** begin **

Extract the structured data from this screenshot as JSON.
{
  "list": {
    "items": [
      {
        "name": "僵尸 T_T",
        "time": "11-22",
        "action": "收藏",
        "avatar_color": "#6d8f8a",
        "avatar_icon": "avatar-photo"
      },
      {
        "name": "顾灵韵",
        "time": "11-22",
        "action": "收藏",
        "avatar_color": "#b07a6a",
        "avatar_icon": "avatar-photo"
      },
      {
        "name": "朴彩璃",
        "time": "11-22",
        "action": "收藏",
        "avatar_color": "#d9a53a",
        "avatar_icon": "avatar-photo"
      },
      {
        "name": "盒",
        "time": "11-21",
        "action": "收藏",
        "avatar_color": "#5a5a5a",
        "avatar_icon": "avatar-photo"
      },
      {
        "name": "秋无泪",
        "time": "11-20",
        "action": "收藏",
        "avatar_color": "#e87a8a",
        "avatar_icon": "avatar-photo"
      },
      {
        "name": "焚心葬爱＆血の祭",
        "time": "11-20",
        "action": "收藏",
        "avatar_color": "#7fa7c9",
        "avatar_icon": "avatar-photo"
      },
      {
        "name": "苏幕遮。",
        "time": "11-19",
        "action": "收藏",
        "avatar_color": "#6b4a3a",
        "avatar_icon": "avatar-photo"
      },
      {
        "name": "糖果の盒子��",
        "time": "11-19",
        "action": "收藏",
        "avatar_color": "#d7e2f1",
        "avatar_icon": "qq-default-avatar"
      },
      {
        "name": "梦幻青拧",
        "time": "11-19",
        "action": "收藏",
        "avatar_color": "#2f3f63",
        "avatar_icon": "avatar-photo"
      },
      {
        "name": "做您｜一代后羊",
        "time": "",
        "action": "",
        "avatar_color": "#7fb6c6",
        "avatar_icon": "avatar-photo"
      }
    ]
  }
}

** end **

Given problem:
Copy every line exactly. Leave nothing out.

Answer to this task:
Extract the structured data from this screenshot as JSON.
{
  "list": {
    "items": [
      {
        "name": "僵尸 T_T",
        "time": "11-22",
        "action": "收藏",
        "avatar_color": "#6d8f8a",
        "avatar_icon": "avatar-photo"
      },
      {
        "name": "顾灵韵",
        "time": "11-22",
        "action": "收藏",
        "avatar_color": "#b07a6a",
        "avatar_icon": "avatar-photo"
      },
      {
        "name": "朴彩璃",
        "time": "11-22",
        "action": "收藏",
        "avatar_color": "#d9a53a",
        "avatar_icon": "avatar-photo"
      },
      {
        "name": "盒",
        "time": "11-21",
        "action": "收藏",
        "avatar_color": "#5a5a5a",
        "avatar_icon": "avatar-photo"
      },
      {
        "name": "秋无泪",
        "time": "11-20",
        "action": "收藏",
        "avatar_color": "#e87a8a",
        "avatar_icon": "avatar-photo"
      },
      {
        "name": "焚心葬爱＆血の祭",
        "time": "11-20",
        "action": "收藏",
        "avatar_color": "#7fa7c9",
        "avatar_icon": "avatar-photo"
      },
      {
        "name": "苏幕遮。",
        "time": "11-19",
        "action": "收藏",
        "avatar_color": "#6b4a3a",
        "avatar_icon": "avatar-photo"
      },
      {
        "name": "糖果の盒子��",
        "time": "11-19",
        "action": "收藏",
        "avatar_color": "#d7e2f1",
        "avatar_icon": "qq-default-avatar"
      },
      {
        "name": "梦幻青拧",
        "time": "11-19",
        "action": "收藏",
        "avatar_color": "#2f3f63",
        "avatar_icon": "avatar-photo"
      },
      {
        "name": "做您｜一代后羊",
        "time": "",
        "action": "",
        "avatar_color": "#7fb6c6",
        "avatar_icon": "avatar-photo"
      }
    ]
  }
}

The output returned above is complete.